- **INFORMATION PROVIDED**:
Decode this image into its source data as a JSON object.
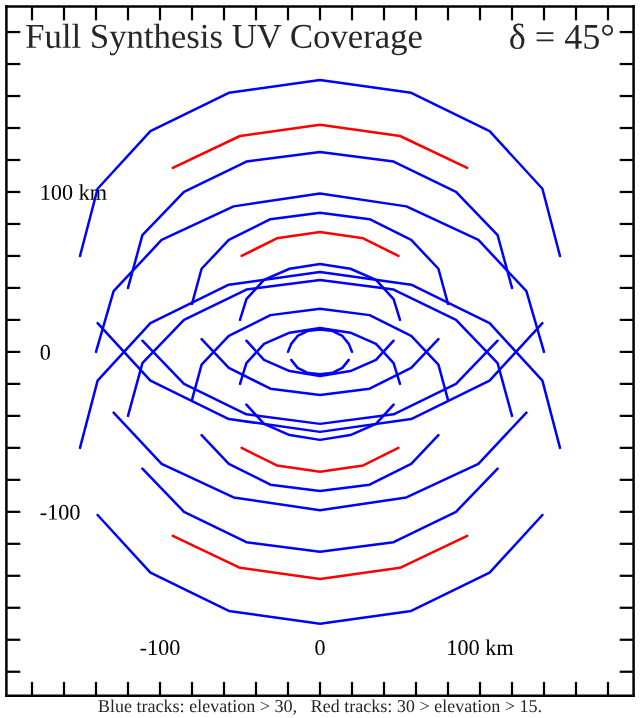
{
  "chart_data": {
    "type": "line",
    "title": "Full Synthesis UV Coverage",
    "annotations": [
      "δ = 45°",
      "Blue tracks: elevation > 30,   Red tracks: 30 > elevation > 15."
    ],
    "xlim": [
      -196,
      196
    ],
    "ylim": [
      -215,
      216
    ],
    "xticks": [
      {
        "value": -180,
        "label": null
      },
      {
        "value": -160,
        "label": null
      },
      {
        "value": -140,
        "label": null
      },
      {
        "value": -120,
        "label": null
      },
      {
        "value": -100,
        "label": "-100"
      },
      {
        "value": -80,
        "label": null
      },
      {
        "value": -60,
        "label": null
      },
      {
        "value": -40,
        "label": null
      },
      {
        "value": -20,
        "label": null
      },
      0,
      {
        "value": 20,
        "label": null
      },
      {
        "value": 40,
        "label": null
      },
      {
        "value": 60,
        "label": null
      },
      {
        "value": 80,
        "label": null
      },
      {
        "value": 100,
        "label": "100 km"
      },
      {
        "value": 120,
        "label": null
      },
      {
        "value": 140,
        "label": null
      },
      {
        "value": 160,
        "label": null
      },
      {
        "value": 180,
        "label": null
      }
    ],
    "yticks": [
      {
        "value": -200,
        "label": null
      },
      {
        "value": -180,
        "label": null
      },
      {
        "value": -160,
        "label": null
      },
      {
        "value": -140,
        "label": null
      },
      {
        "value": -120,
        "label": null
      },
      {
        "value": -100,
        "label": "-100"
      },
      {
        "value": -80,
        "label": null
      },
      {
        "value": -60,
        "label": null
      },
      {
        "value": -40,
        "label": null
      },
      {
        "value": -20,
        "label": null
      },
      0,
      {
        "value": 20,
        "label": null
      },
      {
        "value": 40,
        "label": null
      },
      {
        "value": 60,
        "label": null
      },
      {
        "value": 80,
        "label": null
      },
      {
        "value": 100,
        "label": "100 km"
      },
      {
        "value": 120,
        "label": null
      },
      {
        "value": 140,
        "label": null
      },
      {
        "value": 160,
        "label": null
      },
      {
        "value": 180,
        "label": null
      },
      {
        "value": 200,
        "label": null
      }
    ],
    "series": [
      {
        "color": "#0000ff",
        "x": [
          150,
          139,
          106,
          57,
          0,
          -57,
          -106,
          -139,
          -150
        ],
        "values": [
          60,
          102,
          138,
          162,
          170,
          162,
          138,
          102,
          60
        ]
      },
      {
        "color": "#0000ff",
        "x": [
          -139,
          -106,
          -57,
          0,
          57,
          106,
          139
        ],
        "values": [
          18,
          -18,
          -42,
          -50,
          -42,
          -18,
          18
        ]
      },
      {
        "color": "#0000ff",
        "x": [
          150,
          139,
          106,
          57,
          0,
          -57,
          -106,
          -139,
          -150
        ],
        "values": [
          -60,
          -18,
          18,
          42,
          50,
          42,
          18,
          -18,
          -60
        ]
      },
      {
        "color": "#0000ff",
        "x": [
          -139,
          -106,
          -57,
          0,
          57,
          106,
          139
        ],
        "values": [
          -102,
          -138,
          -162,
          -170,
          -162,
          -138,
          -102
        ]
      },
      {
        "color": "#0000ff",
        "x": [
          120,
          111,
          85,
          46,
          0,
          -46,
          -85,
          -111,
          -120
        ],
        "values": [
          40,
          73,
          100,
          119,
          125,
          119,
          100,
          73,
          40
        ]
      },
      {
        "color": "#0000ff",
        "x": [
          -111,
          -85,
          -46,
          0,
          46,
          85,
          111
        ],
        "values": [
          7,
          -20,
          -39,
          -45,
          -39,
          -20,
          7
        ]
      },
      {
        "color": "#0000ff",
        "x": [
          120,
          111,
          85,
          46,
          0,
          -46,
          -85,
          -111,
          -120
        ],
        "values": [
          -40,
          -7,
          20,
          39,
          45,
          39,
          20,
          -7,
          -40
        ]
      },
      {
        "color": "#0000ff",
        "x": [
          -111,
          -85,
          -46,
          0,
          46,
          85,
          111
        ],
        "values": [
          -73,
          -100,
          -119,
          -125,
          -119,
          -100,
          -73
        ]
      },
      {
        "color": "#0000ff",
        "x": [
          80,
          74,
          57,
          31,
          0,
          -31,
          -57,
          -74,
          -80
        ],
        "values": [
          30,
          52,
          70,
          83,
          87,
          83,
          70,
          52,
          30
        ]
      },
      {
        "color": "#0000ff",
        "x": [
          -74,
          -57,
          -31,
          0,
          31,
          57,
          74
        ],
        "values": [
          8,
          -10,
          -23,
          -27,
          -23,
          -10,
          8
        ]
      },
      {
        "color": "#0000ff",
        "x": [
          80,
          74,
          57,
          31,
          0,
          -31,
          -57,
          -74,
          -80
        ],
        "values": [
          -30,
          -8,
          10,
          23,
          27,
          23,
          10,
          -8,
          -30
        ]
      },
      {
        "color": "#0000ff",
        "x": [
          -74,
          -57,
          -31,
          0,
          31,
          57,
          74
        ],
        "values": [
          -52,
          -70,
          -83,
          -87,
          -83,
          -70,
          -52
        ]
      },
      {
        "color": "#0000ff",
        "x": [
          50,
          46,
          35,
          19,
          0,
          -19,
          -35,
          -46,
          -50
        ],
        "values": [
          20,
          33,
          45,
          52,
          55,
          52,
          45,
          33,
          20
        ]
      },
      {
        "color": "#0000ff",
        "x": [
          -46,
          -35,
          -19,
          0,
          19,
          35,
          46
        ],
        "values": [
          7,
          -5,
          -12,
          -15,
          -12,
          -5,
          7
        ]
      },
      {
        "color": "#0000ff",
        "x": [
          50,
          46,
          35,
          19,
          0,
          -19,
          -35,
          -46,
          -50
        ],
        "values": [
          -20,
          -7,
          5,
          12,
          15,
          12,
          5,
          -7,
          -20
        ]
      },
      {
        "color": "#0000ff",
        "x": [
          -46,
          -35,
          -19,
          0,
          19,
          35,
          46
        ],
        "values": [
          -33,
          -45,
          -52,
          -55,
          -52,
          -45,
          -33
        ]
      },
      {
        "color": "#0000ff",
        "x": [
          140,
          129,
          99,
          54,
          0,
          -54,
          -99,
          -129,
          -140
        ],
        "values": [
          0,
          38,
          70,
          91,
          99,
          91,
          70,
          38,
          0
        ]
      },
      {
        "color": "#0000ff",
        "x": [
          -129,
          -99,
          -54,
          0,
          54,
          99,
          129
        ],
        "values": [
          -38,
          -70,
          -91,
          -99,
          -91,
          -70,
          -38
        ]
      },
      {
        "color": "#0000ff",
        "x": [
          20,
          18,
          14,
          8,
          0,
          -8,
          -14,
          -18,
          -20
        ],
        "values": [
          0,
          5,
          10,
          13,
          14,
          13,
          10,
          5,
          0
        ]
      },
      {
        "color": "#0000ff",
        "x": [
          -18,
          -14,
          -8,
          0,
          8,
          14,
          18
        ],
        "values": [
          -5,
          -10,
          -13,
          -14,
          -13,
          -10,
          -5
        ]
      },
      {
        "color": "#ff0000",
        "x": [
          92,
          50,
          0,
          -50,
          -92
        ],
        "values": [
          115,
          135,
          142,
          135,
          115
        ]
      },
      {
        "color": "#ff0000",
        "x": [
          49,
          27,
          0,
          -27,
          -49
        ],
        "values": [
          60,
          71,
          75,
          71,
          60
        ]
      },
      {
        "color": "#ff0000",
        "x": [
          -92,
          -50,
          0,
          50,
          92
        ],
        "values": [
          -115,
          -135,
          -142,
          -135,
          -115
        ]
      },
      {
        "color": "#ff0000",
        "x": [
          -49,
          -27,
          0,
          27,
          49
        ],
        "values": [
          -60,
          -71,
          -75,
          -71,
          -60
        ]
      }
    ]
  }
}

- **TASK DIRECTIONS**: From the listing, extract all text exactly as given and drop any picture.

- **CORRECT OUTPUT**:
Decode this image into its source data as a JSON object.
{
  "chart_data": {
    "type": "line",
    "title": "Full Synthesis UV Coverage",
    "annotations": [
      "δ = 45°",
      "Blue tracks: elevation > 30,   Red tracks: 30 > elevation > 15."
    ],
    "xlim": [
      -196,
      196
    ],
    "ylim": [
      -215,
      216
    ],
    "xticks": [
      {
        "value": -180,
        "label": null
      },
      {
        "value": -160,
        "label": null
      },
      {
        "value": -140,
        "label": null
      },
      {
        "value": -120,
        "label": null
      },
      {
        "value": -100,
        "label": "-100"
      },
      {
        "value": -80,
        "label": null
      },
      {
        "value": -60,
        "label": null
      },
      {
        "value": -40,
        "label": null
      },
      {
        "value": -20,
        "label": null
      },
      0,
      {
        "value": 20,
        "label": null
      },
      {
        "value": 40,
        "label": null
      },
      {
        "value": 60,
        "label": null
      },
      {
        "value": 80,
        "label": null
      },
      {
        "value": 100,
        "label": "100 km"
      },
      {
        "value": 120,
        "label": null
      },
      {
        "value": 140,
        "label": null
      },
      {
        "value": 160,
        "label": null
      },
      {
        "value": 180,
        "label": null
      }
    ],
    "yticks": [
      {
        "value": -200,
        "label": null
      },
      {
        "value": -180,
        "label": null
      },
      {
        "value": -160,
        "label": null
      },
      {
        "value": -140,
        "label": null
      },
      {
        "value": -120,
        "label": null
      },
      {
        "value": -100,
        "label": "-100"
      },
      {
        "value": -80,
        "label": null
      },
      {
        "value": -60,
        "label": null
      },
      {
        "value": -40,
        "label": null
      },
      {
        "value": -20,
        "label": null
      },
      0,
      {
        "value": 20,
        "label": null
      },
      {
        "value": 40,
        "label": null
      },
      {
        "value": 60,
        "label": null
      },
      {
        "value": 80,
        "label": null
      },
      {
        "value": 100,
        "label": "100 km"
      },
      {
        "value": 120,
        "label": null
      },
      {
        "value": 140,
        "label": null
      },
      {
        "value": 160,
        "label": null
      },
      {
        "value": 180,
        "label": null
      },
      {
        "value": 200,
        "label": null
      }
    ],
    "series": [
      {
        "color": "#0000ff",
        "x": [
          150,
          139,
          106,
          57,
          0,
          -57,
          -106,
          -139,
          -150
        ],
        "values": [
          60,
          102,
          138,
          162,
          170,
          162,
          138,
          102,
          60
        ]
      },
      {
        "color": "#0000ff",
        "x": [
          -139,
          -106,
          -57,
          0,
          57,
          106,
          139
        ],
        "values": [
          18,
          -18,
          -42,
          -50,
          -42,
          -18,
          18
        ]
      },
      {
        "color": "#0000ff",
        "x": [
          150,
          139,
          106,
          57,
          0,
          -57,
          -106,
          -139,
          -150
        ],
        "values": [
          -60,
          -18,
          18,
          42,
          50,
          42,
          18,
          -18,
          -60
        ]
      },
      {
        "color": "#0000ff",
        "x": [
          -139,
          -106,
          -57,
          0,
          57,
          106,
          139
        ],
        "values": [
          -102,
          -138,
          -162,
          -170,
          -162,
          -138,
          -102
        ]
      },
      {
        "color": "#0000ff",
        "x": [
          120,
          111,
          85,
          46,
          0,
          -46,
          -85,
          -111,
          -120
        ],
        "values": [
          40,
          73,
          100,
          119,
          125,
          119,
          100,
          73,
          40
        ]
      },
      {
        "color": "#0000ff",
        "x": [
          -111,
          -85,
          -46,
          0,
          46,
          85,
          111
        ],
        "values": [
          7,
          -20,
          -39,
          -45,
          -39,
          -20,
          7
        ]
      },
      {
        "color": "#0000ff",
        "x": [
          120,
          111,
          85,
          46,
          0,
          -46,
          -85,
          -111,
          -120
        ],
        "values": [
          -40,
          -7,
          20,
          39,
          45,
          39,
          20,
          -7,
          -40
        ]
      },
      {
        "color": "#0000ff",
        "x": [
          -111,
          -85,
          -46,
          0,
          46,
          85,
          111
        ],
        "values": [
          -73,
          -100,
          -119,
          -125,
          -119,
          -100,
          -73
        ]
      },
      {
        "color": "#0000ff",
        "x": [
          80,
          74,
          57,
          31,
          0,
          -31,
          -57,
          -74,
          -80
        ],
        "values": [
          30,
          52,
          70,
          83,
          87,
          83,
          70,
          52,
          30
        ]
      },
      {
        "color": "#0000ff",
        "x": [
          -74,
          -57,
          -31,
          0,
          31,
          57,
          74
        ],
        "values": [
          8,
          -10,
          -23,
          -27,
          -23,
          -10,
          8
        ]
      },
      {
        "color": "#0000ff",
        "x": [
          80,
          74,
          57,
          31,
          0,
          -31,
          -57,
          -74,
          -80
        ],
        "values": [
          -30,
          -8,
          10,
          23,
          27,
          23,
          10,
          -8,
          -30
        ]
      },
      {
        "color": "#0000ff",
        "x": [
          -74,
          -57,
          -31,
          0,
          31,
          57,
          74
        ],
        "values": [
          -52,
          -70,
          -83,
          -87,
          -83,
          -70,
          -52
        ]
      },
      {
        "color": "#0000ff",
        "x": [
          50,
          46,
          35,
          19,
          0,
          -19,
          -35,
          -46,
          -50
        ],
        "values": [
          20,
          33,
          45,
          52,
          55,
          52,
          45,
          33,
          20
        ]
      },
      {
        "color": "#0000ff",
        "x": [
          -46,
          -35,
          -19,
          0,
          19,
          35,
          46
        ],
        "values": [
          7,
          -5,
          -12,
          -15,
          -12,
          -5,
          7
        ]
      },
      {
        "color": "#0000ff",
        "x": [
          50,
          46,
          35,
          19,
          0,
          -19,
          -35,
          -46,
          -50
        ],
        "values": [
          -20,
          -7,
          5,
          12,
          15,
          12,
          5,
          -7,
          -20
        ]
      },
      {
        "color": "#0000ff",
        "x": [
          -46,
          -35,
          -19,
          0,
          19,
          35,
          46
        ],
        "values": [
          -33,
          -45,
          -52,
          -55,
          -52,
          -45,
          -33
        ]
      },
      {
        "color": "#0000ff",
        "x": [
          140,
          129,
          99,
          54,
          0,
          -54,
          -99,
          -129,
          -140
        ],
        "values": [
          0,
          38,
          70,
          91,
          99,
          91,
          70,
          38,
          0
        ]
      },
      {
        "color": "#0000ff",
        "x": [
          -129,
          -99,
          -54,
          0,
          54,
          99,
          129
        ],
        "values": [
          -38,
          -70,
          -91,
          -99,
          -91,
          -70,
          -38
        ]
      },
      {
        "color": "#0000ff",
        "x": [
          20,
          18,
          14,
          8,
          0,
          -8,
          -14,
          -18,
          -20
        ],
        "values": [
          0,
          5,
          10,
          13,
          14,
          13,
          10,
          5,
          0
        ]
      },
      {
        "color": "#0000ff",
        "x": [
          -18,
          -14,
          -8,
          0,
          8,
          14,
          18
        ],
        "values": [
          -5,
          -10,
          -13,
          -14,
          -13,
          -10,
          -5
        ]
      },
      {
        "color": "#ff0000",
        "x": [
          92,
          50,
          0,
          -50,
          -92
        ],
        "values": [
          115,
          135,
          142,
          135,
          115
        ]
      },
      {
        "color": "#ff0000",
        "x": [
          49,
          27,
          0,
          -27,
          -49
        ],
        "values": [
          60,
          71,
          75,
          71,
          60
        ]
      },
      {
        "color": "#ff0000",
        "x": [
          -92,
          -50,
          0,
          50,
          92
        ],
        "values": [
          -115,
          -135,
          -142,
          -135,
          -115
        ]
      },
      {
        "color": "#ff0000",
        "x": [
          -49,
          -27,
          0,
          27,
          49
        ],
        "values": [
          -60,
          -71,
          -75,
          -71,
          -60
        ]
      }
    ]
  }
}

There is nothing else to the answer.